■ Exercises to complete:
1. Reproduce the Basel III capital text verbatim.
2. In the records, rewrite the stretch from the line containing "notice-text: Vos numéros" through the line containing "radio-button[interactable] bbox=[42, 351, 53, 362]" with "page-title" replaced by "heading" and nothing else altered. Output only those lines.

■ Document excerpt:
* * * * * * * * *
The Basel III rules, agreed earlier this month, require banks to hold more capital and cash to avoid a repeat of the 2008 financial crisis, when taxpayers had to rescue some of the world’s biggest lenders with billion-dollar bailouts.

The industry has years to introduce the regime, however.

In an assessment of the impact of the reforms on European Union banks, the EBA looked at data from 2015 on 88 banks from 17 EU countries. Of those banks, 36 were internationally active and so have higher capital requirements than the others.

The EBA found that EU banks would require another 17.5 billion euros in core capital, such as common stocks and reserves, with the total capital shortfall being 39.7 billion euros.

It said the analysis did not take into account some of the changes made in December following opposition to the new rules from the industry and some governments, nor any capital increases within the banks since December 2015.

European banks are still unhappy that the compromise deal reached in December puts them at a disadvantage to their U.S. rivals, because it requires them to hold bigger capital buffers against mortgages.

Politicians from the continent have argued against significant increases in capital and warned this would make some of the banks’ services more expensive.
* * * * * * * * *
■ Materials provided:
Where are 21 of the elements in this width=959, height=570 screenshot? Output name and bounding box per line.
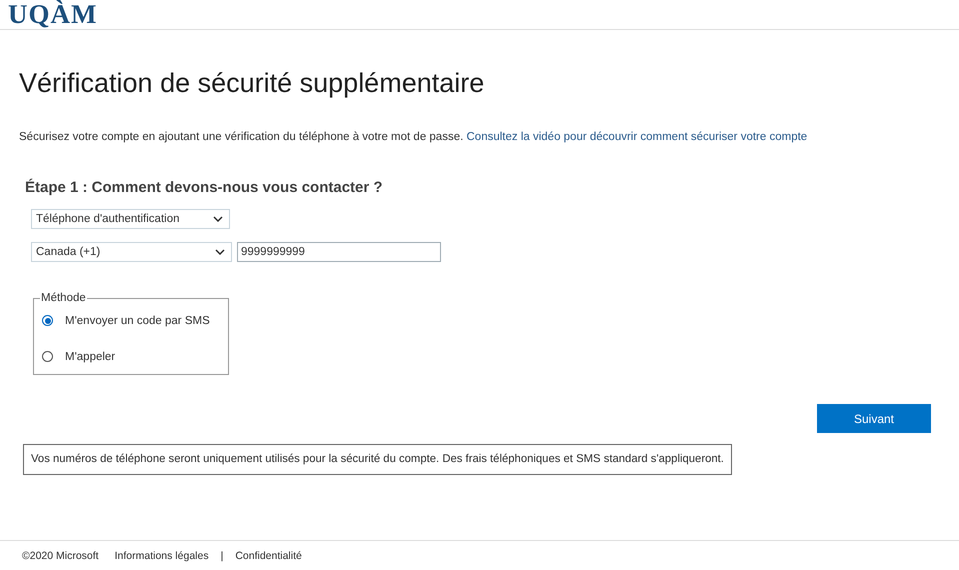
notice-text: Vos numéros de téléphone seront uniquement utilisés pour la sécurité du compte. Des frais téléphoniques et SMS standard s'appliqueront. bbox=[23, 444, 732, 475]
video-link[interactable]: Consultez la vidéo pour découvrir comment sécuriser votre compte bbox=[466, 131, 808, 143]
page-title: Vérification de sécurité supplémentaire bbox=[19, 67, 486, 99]
separator: | bbox=[220, 550, 224, 562]
radio-button[interactable] bbox=[42, 351, 53, 362]
chevron-down-icon bbox=[213, 216, 223, 222]
chevron-down-icon bbox=[215, 249, 225, 255]
logo: UQÀM bbox=[8, 0, 98, 29]
country-dropdown[interactable]: Canada (+1) bbox=[31, 242, 232, 262]
phone-field[interactable]: 9999999999 bbox=[237, 242, 441, 262]
radio-label[interactable]: M'appeler bbox=[65, 350, 116, 362]
copyright-text: ©2020 Microsoft bbox=[22, 550, 99, 562]
contact-method-dropdown[interactable]: Téléphone d'authentification bbox=[31, 209, 230, 229]
intro-text: Sécurisez votre compte en ajoutant une vérification du téléphone à votre mot de passe. Consultez la vidéo pour découvrir comment sécuriser votre compte bbox=[19, 130, 808, 144]
footer-link[interactable]: Confidentialité bbox=[235, 550, 302, 562]
radio-label[interactable]: M'envoyer un code par SMS bbox=[65, 314, 210, 326]
step-heading: Étape 1 : Comment devons-nous vous contacter ? bbox=[25, 179, 384, 197]
next-button[interactable]: Suivant bbox=[817, 404, 931, 433]
method-legend: Méthode bbox=[40, 292, 87, 304]
footer-link[interactable]: Informations légales bbox=[114, 550, 209, 562]
radio-button[interactable] bbox=[42, 315, 53, 326]
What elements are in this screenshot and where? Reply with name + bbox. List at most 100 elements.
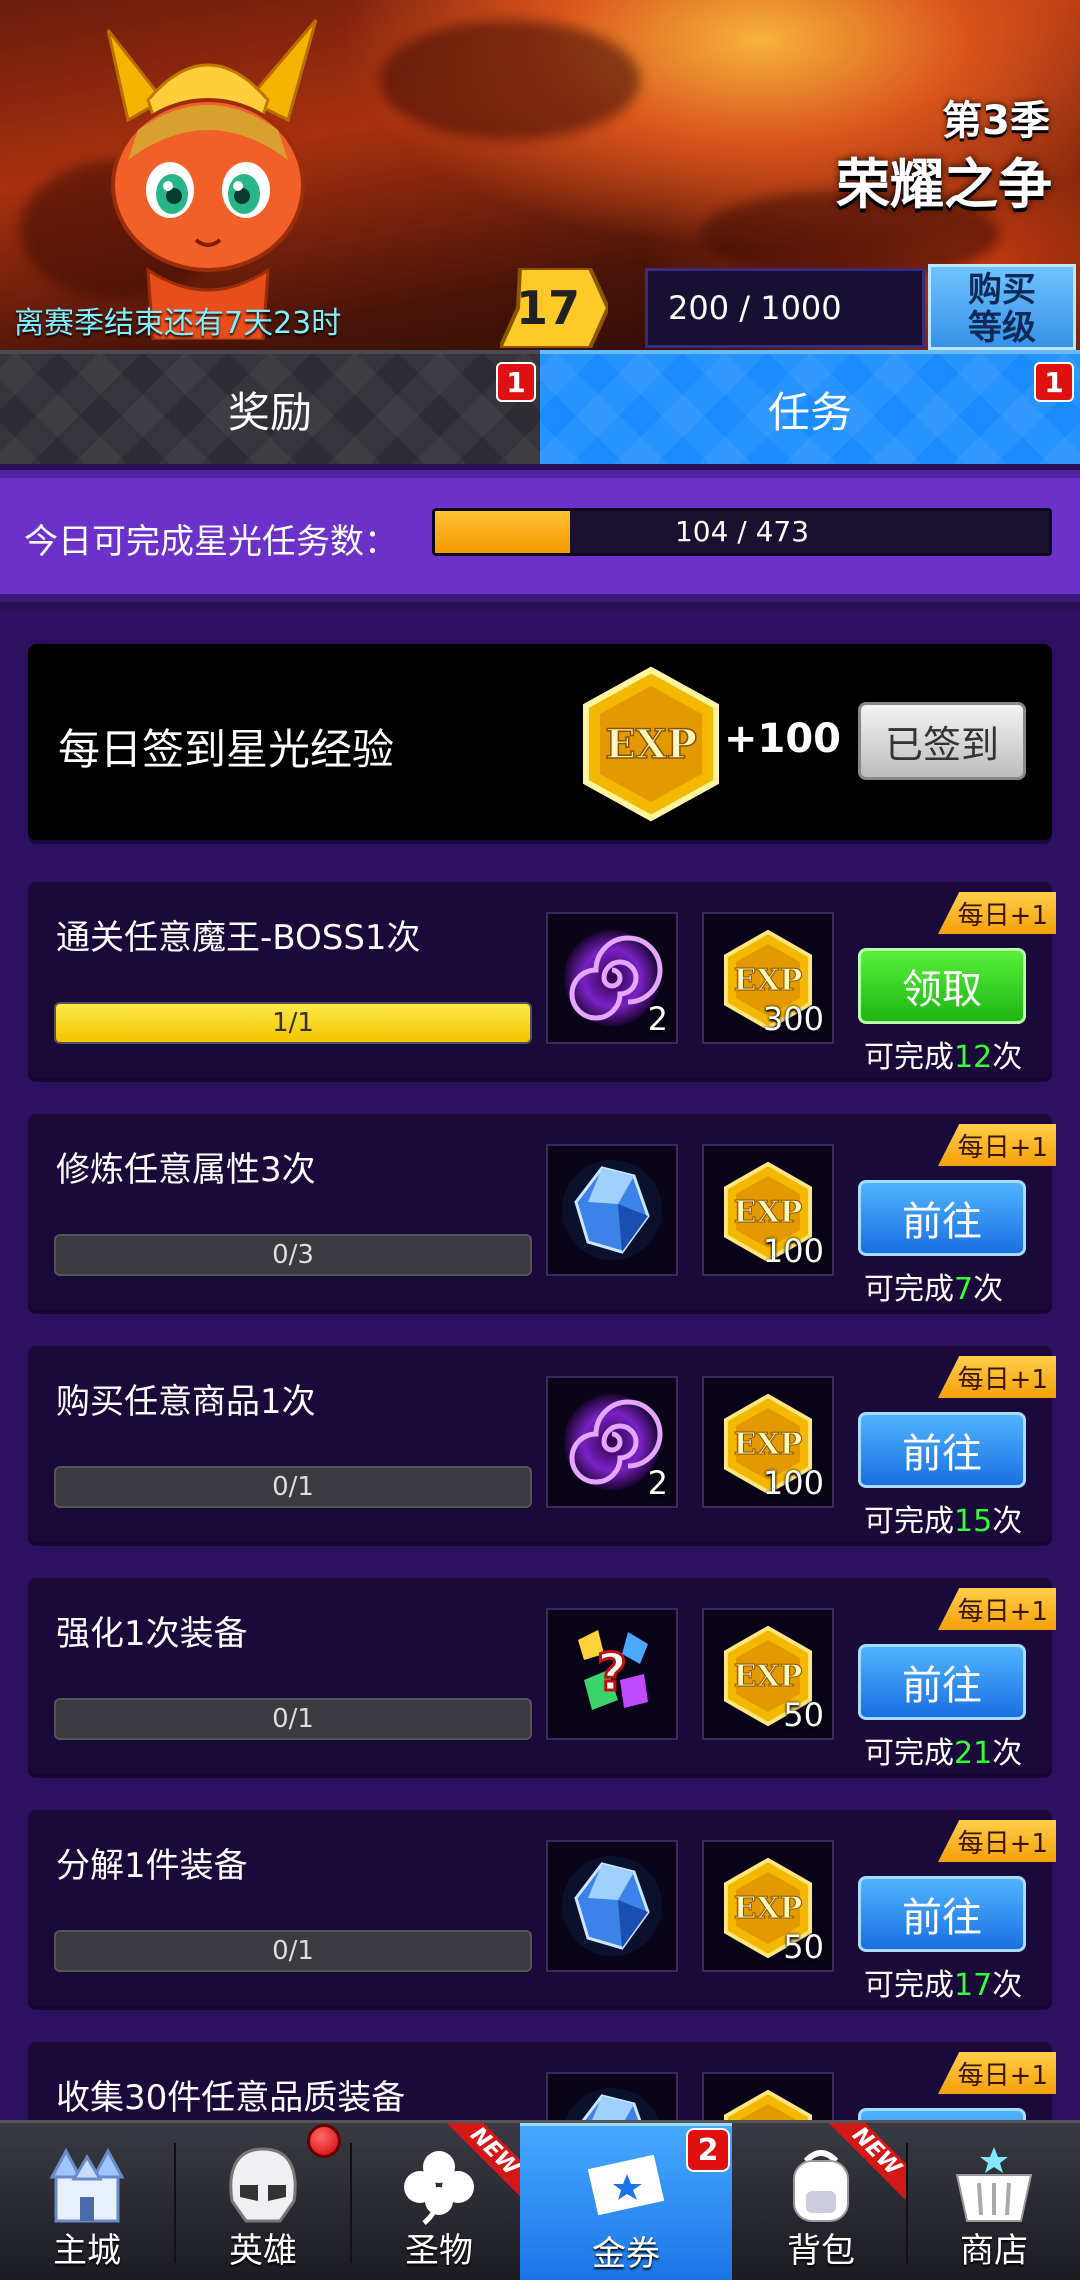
* * * * * * * * *
■ Responses for each task:
1.
The Basel III rules, agreed earlier this month, require banks to hold more capital and cash to avoid a repeat of the 2008 financial crisis, when taxpayers had to rescue some of the world’s biggest lenders with billion-dollar bailouts.

The industry has years to introduce the regime, however.

In an assessment of the impact of the reforms on European Union banks, the EBA looked at data from 2015 on 88 banks from 17 EU countries. Of those banks, 36 were internationally active and so have higher capital requirements than the others.

The EBA found that EU banks would require another 17.5 billion euros in core capital, such as common stocks and reserves, with the total capital shortfall being 39.7 billion euros.

It said the analysis did not take into account some of the changes made in December following opposition to the new rules from the industry and some governments, nor any capital increases within the banks since December 2015.

European banks are still unhappy that the compromise deal reached in December puts them at a disadvantage to their U.S. rivals, because it requires them to hold bigger capital buffers against mortgages.

Politicians from the continent have argued against significant increases in capital and warned this would make some of the banks’ services more expensive.

2.
notice-text: Vos numéros de téléphone seront uniquement utilisés pour la sécurité du compte. Des frais téléphoniques et SMS standard s'appliqueront. bbox=[23, 444, 732, 475]
video-link[interactable]: Consultez la vidéo pour découvrir comment sécuriser votre compte bbox=[466, 131, 808, 143]
heading: Vérification de sécurité supplémentaire bbox=[19, 67, 486, 99]
separator: | bbox=[220, 550, 224, 562]
radio-button[interactable] bbox=[42, 351, 53, 362]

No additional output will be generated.